Job
Every record that follows must be duplicated exactly, with images left out.

(Extracted records)
* Begin *

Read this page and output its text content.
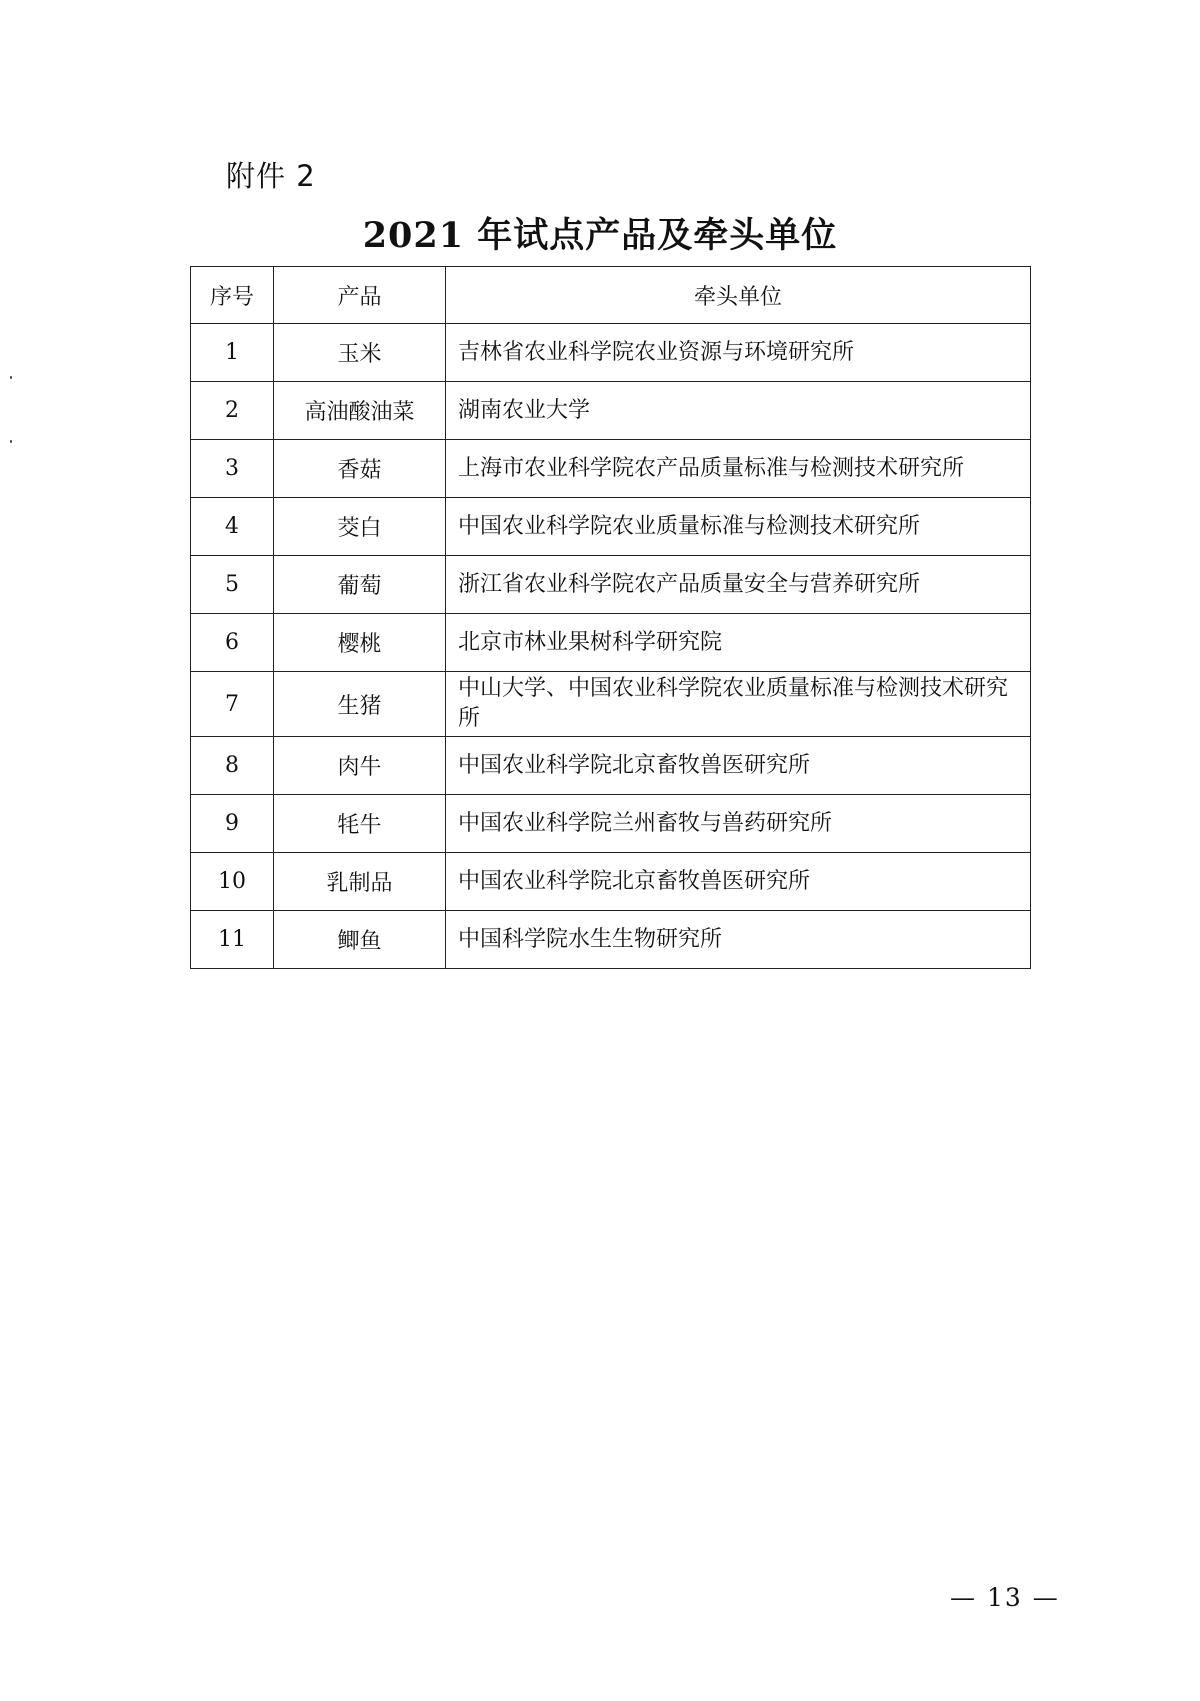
附件 2
2021 年试点产品及牵头单位
序号	产品	牵头单位
1	玉米	吉林省农业科学院农业资源与环境研究所
2	高油酸油菜	湖南农业大学
3	香菇	上海市农业科学院农产品质量标准与检测技术研究所
4	茭白	中国农业科学院农业质量标准与检测技术研究所
5	葡萄	浙江省农业科学院农产品质量安全与营养研究所
6	樱桃	北京市林业果树科学研究院
7	生猪	中山大学、中国农业科学院农业质量标准与检测技术研究所
8	肉牛	中国农业科学院北京畜牧兽医研究所
9	牦牛	中国农业科学院兰州畜牧与兽药研究所
10	乳制品	中国农业科学院北京畜牧兽医研究所
11	鲫鱼	中国科学院水生生物研究所
— 13 —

* End *

Solution below
Read this page and output its text content.
附件 2
2021 年试点产品及牵头单位
序号	产品	牵头单位
1	玉米	吉林省农业科学院农业资源与环境研究所
2	高油酸油菜	湖南农业大学
3	香菇	上海市农业科学院农产品质量标准与检测技术研究所
4	茭白	中国农业科学院农业质量标准与检测技术研究所
5	葡萄	浙江省农业科学院农产品质量安全与营养研究所
6	樱桃	北京市林业果树科学研究院
7	生猪	中山大学、中国农业科学院农业质量标准与检测技术研究所
8	肉牛	中国农业科学院北京畜牧兽医研究所
9	牦牛	中国农业科学院兰州畜牧与兽药研究所
10	乳制品	中国农业科学院北京畜牧兽医研究所
11	鲫鱼	中国科学院水生生物研究所
— 13 —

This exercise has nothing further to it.